Recorded data
▶
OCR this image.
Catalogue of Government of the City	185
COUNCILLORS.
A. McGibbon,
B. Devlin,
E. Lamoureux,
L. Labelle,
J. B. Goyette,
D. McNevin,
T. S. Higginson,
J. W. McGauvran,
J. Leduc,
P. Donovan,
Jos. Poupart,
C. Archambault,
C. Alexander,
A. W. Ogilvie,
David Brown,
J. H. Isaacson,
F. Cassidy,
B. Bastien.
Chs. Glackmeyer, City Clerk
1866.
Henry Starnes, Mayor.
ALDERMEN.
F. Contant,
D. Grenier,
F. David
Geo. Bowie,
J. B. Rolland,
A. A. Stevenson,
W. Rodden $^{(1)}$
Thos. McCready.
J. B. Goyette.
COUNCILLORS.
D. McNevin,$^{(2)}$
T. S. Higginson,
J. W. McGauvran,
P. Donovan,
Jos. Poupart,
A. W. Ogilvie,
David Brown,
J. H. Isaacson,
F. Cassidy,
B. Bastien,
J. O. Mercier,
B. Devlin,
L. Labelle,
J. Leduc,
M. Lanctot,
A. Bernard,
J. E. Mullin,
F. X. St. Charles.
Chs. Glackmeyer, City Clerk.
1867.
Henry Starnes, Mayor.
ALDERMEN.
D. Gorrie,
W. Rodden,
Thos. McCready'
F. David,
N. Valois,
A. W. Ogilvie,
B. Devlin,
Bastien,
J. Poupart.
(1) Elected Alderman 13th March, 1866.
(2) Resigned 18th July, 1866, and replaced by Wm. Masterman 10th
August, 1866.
◀
Produce an exact copy of the whole listing.

OCR this image.
Catalogue of Government of the City	185
COUNCILLORS.
A. McGibbon,
B. Devlin,
E. Lamoureux,
L. Labelle,
J. B. Goyette,
D. McNevin,
T. S. Higginson,
J. W. McGauvran,
J. Leduc,
P. Donovan,
Jos. Poupart,
C. Archambault,
C. Alexander,
A. W. Ogilvie,
David Brown,
J. H. Isaacson,
F. Cassidy,
B. Bastien.
Chs. Glackmeyer, City Clerk
1866.
Henry Starnes, Mayor.
ALDERMEN.
F. Contant,
D. Grenier,
F. David
Geo. Bowie,
J. B. Rolland,
A. A. Stevenson,
W. Rodden $^{(1)}$
Thos. McCready.
J. B. Goyette.
COUNCILLORS.
D. McNevin,$^{(2)}$
T. S. Higginson,
J. W. McGauvran,
P. Donovan,
Jos. Poupart,
A. W. Ogilvie,
David Brown,
J. H. Isaacson,
F. Cassidy,
B. Bastien,
J. O. Mercier,
B. Devlin,
L. Labelle,
J. Leduc,
M. Lanctot,
A. Bernard,
J. E. Mullin,
F. X. St. Charles.
Chs. Glackmeyer, City Clerk.
1867.
Henry Starnes, Mayor.
ALDERMEN.
D. Gorrie,
W. Rodden,
Thos. McCready'
F. David,
N. Valois,
A. W. Ogilvie,
B. Devlin,
Bastien,
J. Poupart.
(1) Elected Alderman 13th March, 1866.
(2) Resigned 18th July, 1866, and replaced by Wm. Masterman 10th
August, 1866.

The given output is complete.